**INFORMATION SHOWN**:
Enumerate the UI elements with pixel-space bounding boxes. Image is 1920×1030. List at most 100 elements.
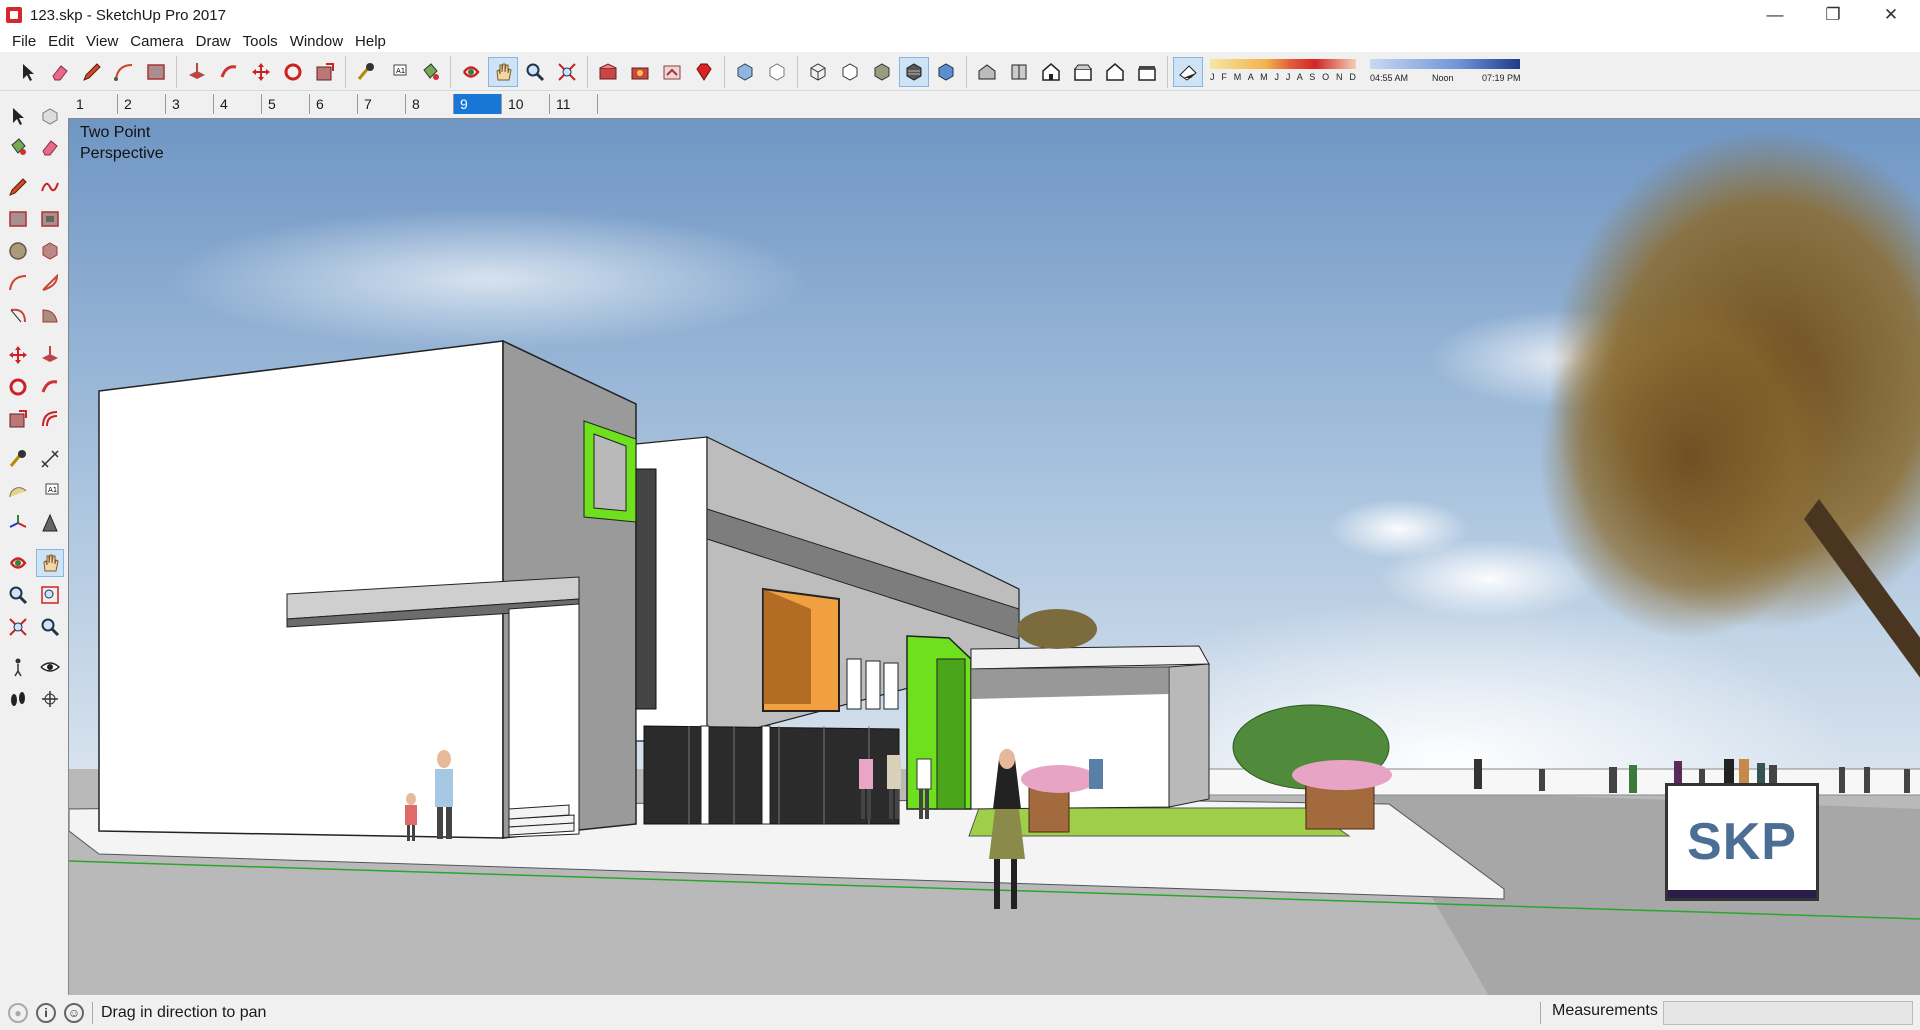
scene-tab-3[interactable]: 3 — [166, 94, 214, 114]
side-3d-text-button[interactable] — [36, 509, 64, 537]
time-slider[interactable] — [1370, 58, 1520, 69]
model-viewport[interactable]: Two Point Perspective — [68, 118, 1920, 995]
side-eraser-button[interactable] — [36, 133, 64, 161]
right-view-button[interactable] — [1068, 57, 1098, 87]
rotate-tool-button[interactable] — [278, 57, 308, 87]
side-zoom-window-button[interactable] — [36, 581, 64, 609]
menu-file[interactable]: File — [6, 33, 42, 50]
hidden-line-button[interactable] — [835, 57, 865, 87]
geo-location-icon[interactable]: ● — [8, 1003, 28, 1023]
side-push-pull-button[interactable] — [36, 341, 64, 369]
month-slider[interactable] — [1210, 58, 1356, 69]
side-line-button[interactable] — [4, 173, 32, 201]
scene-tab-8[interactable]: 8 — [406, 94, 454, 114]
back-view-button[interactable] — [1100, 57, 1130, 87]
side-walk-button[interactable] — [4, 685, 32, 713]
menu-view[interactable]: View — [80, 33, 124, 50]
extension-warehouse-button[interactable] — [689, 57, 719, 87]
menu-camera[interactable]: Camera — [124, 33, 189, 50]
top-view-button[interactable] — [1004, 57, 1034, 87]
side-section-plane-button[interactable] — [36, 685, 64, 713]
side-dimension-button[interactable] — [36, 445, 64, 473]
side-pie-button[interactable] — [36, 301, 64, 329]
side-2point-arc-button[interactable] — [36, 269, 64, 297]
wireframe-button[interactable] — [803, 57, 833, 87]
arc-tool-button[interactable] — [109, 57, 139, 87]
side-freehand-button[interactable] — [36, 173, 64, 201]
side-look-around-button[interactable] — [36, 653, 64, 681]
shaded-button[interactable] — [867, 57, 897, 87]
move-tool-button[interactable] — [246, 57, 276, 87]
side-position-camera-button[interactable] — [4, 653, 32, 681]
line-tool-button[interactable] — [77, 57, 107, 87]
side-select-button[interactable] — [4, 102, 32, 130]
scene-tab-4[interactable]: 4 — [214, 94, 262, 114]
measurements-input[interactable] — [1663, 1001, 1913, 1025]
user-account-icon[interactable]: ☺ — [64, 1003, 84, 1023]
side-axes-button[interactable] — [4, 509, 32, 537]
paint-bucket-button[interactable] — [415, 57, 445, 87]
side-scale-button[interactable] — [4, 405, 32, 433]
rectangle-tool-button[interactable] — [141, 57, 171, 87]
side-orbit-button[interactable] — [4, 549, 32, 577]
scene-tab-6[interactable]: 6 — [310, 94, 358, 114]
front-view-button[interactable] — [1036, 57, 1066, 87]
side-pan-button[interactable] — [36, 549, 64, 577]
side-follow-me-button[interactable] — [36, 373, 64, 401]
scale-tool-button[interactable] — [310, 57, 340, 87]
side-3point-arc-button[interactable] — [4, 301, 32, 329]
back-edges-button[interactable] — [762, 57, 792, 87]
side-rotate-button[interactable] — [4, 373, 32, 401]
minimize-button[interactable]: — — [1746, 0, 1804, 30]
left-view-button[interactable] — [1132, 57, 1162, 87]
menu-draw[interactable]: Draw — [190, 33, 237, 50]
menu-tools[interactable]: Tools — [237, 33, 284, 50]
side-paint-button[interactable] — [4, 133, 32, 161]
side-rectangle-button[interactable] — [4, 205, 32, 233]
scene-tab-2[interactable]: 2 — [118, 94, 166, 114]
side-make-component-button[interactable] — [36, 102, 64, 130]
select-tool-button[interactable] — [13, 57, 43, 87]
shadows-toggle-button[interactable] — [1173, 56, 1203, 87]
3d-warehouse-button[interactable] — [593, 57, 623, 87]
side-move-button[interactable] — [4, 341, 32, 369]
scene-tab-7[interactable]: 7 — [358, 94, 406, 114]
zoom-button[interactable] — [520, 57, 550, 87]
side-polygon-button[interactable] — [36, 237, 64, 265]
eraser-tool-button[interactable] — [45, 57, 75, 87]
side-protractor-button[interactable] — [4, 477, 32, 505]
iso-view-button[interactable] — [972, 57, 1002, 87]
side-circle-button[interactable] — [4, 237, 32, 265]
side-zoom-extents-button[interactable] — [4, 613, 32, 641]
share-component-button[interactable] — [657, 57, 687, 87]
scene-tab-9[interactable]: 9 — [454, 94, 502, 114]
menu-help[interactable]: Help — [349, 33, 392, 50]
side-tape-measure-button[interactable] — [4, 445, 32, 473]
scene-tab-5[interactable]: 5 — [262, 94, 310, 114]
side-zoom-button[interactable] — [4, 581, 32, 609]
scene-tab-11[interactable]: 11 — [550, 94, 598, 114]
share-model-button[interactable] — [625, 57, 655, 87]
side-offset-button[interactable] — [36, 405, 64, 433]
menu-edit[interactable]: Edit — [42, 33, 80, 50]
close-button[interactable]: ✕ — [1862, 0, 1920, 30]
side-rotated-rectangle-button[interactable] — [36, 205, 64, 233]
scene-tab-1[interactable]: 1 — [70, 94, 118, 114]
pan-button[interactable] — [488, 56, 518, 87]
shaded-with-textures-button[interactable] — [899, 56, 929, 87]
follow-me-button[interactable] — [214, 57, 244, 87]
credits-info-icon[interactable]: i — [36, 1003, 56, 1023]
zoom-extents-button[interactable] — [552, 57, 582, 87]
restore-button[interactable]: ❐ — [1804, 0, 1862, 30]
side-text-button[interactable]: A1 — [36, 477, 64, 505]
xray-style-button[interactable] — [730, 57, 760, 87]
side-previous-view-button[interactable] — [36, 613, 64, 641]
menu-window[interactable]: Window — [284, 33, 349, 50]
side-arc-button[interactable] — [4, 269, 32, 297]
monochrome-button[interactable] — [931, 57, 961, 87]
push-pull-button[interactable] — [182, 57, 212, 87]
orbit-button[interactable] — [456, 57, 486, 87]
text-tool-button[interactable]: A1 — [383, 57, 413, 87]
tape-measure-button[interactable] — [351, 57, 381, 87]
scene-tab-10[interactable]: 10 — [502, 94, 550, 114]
* * *
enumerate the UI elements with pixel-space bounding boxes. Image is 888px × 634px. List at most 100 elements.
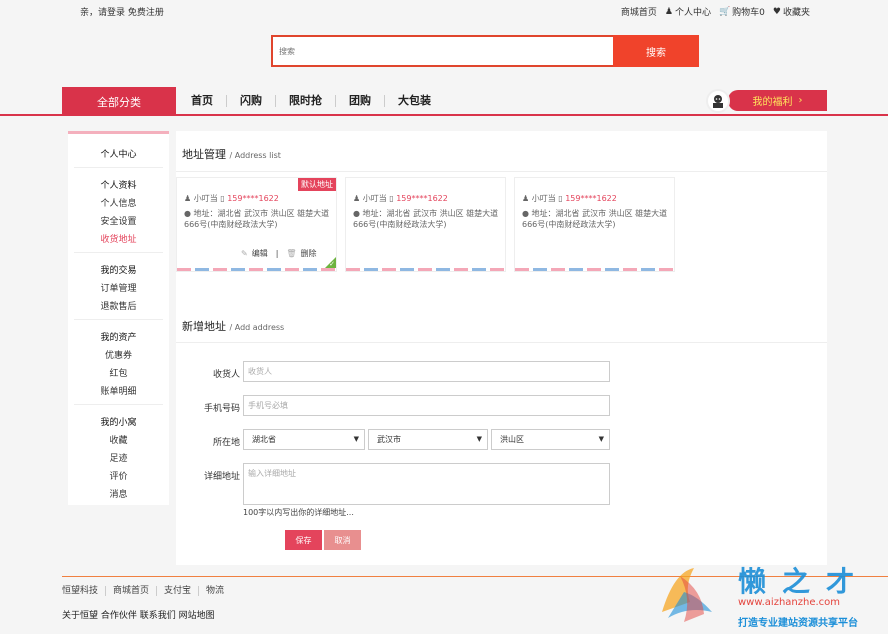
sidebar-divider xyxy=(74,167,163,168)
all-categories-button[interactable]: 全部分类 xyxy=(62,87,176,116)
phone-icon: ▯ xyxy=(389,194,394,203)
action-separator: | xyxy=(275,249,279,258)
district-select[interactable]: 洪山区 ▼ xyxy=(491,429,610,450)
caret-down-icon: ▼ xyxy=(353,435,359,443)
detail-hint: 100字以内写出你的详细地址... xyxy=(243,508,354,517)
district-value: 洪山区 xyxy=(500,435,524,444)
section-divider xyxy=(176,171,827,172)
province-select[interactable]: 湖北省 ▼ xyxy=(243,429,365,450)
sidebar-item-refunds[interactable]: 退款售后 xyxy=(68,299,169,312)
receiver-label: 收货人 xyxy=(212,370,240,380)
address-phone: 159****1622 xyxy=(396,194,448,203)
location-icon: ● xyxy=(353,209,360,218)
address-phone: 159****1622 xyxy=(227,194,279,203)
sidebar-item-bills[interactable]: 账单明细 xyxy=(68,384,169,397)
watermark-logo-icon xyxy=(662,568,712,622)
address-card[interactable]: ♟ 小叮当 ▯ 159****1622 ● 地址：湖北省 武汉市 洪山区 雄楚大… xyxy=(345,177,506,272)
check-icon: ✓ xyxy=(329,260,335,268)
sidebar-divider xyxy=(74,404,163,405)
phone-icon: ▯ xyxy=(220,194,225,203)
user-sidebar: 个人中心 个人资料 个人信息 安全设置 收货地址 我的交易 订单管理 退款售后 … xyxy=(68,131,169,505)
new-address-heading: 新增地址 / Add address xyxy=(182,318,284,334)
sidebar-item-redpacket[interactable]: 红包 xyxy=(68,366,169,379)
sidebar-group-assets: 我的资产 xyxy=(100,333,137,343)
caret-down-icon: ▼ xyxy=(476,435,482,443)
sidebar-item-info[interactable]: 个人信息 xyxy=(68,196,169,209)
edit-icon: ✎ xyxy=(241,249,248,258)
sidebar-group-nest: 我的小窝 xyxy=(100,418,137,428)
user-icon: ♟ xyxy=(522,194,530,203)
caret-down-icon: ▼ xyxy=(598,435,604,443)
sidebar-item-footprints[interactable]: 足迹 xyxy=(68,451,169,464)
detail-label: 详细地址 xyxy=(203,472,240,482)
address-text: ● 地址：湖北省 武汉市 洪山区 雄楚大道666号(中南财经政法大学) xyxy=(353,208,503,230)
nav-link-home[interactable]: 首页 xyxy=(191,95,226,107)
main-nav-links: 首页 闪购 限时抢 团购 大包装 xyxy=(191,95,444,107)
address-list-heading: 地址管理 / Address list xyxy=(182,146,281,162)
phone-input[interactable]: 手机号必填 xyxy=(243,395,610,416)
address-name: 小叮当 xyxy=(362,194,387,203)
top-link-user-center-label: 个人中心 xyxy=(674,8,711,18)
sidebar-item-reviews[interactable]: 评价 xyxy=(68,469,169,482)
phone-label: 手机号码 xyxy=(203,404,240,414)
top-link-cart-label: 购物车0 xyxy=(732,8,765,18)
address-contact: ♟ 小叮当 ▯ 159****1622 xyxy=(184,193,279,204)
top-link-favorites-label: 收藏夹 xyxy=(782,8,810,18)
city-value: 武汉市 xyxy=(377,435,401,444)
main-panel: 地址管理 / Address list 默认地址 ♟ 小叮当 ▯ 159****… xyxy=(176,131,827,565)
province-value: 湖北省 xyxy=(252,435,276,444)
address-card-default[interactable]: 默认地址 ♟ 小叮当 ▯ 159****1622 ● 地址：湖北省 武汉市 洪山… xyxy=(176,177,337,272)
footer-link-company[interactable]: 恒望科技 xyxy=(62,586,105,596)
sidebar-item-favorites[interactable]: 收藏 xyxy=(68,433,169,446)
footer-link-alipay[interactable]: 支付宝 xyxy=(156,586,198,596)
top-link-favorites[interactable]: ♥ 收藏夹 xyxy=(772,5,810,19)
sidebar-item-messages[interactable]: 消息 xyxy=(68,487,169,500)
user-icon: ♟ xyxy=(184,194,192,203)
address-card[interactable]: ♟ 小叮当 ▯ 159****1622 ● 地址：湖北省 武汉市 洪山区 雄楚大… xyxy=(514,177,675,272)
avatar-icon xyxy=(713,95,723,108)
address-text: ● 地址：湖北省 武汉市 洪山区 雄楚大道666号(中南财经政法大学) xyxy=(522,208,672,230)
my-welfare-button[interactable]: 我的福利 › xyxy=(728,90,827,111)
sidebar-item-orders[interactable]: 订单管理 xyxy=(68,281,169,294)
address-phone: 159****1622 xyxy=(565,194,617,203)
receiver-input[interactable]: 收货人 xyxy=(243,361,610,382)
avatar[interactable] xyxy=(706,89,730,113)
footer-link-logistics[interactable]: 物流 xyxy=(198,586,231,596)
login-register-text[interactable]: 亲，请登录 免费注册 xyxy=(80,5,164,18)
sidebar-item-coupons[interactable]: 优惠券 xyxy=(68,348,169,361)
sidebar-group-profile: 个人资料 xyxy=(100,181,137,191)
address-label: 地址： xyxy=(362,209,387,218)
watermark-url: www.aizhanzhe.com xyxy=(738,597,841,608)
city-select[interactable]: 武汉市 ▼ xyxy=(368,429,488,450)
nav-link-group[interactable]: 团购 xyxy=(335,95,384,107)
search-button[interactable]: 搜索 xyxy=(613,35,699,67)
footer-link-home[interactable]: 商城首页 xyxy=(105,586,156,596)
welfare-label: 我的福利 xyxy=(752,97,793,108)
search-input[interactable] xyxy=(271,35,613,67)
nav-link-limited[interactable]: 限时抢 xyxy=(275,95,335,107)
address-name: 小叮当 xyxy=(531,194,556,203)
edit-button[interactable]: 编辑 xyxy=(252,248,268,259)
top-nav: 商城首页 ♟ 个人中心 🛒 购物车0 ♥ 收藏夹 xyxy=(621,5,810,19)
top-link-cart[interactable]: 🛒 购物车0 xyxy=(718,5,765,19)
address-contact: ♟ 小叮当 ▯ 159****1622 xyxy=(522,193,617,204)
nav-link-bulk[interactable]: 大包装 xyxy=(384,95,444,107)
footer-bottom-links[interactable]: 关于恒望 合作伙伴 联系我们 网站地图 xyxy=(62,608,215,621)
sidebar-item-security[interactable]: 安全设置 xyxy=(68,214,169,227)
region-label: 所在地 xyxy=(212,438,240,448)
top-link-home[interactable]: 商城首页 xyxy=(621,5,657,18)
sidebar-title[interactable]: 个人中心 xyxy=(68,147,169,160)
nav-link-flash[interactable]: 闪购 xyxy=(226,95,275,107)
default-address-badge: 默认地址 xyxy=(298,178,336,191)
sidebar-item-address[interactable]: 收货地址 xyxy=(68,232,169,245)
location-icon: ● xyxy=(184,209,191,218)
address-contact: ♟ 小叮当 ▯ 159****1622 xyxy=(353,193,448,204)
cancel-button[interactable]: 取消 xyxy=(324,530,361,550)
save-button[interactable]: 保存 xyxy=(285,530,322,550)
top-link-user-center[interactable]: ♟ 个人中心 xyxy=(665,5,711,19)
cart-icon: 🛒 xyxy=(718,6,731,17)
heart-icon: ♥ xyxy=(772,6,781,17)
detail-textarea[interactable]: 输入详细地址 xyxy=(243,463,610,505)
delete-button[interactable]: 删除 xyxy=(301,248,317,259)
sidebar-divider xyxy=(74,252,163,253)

**WHAT YOU WILL DO**: Reproduce the lines of data between the line holding "scene-tab-3[interactable]: 3 —" and the line holding "rotate-tool-button[interactable] — [278, 57, 308, 87]", inclusive.

**ANSWER TO THE EXERCISE**:
scene-tab-3[interactable]: 3 — [166, 94, 214, 114]
side-3d-text-button[interactable] — [36, 509, 64, 537]
time-slider[interactable] — [1370, 58, 1520, 69]
model-viewport[interactable]: Two Point Perspective — [68, 118, 1920, 995]
side-eraser-button[interactable] — [36, 133, 64, 161]
right-view-button[interactable] — [1068, 57, 1098, 87]
rotate-tool-button[interactable] — [278, 57, 308, 87]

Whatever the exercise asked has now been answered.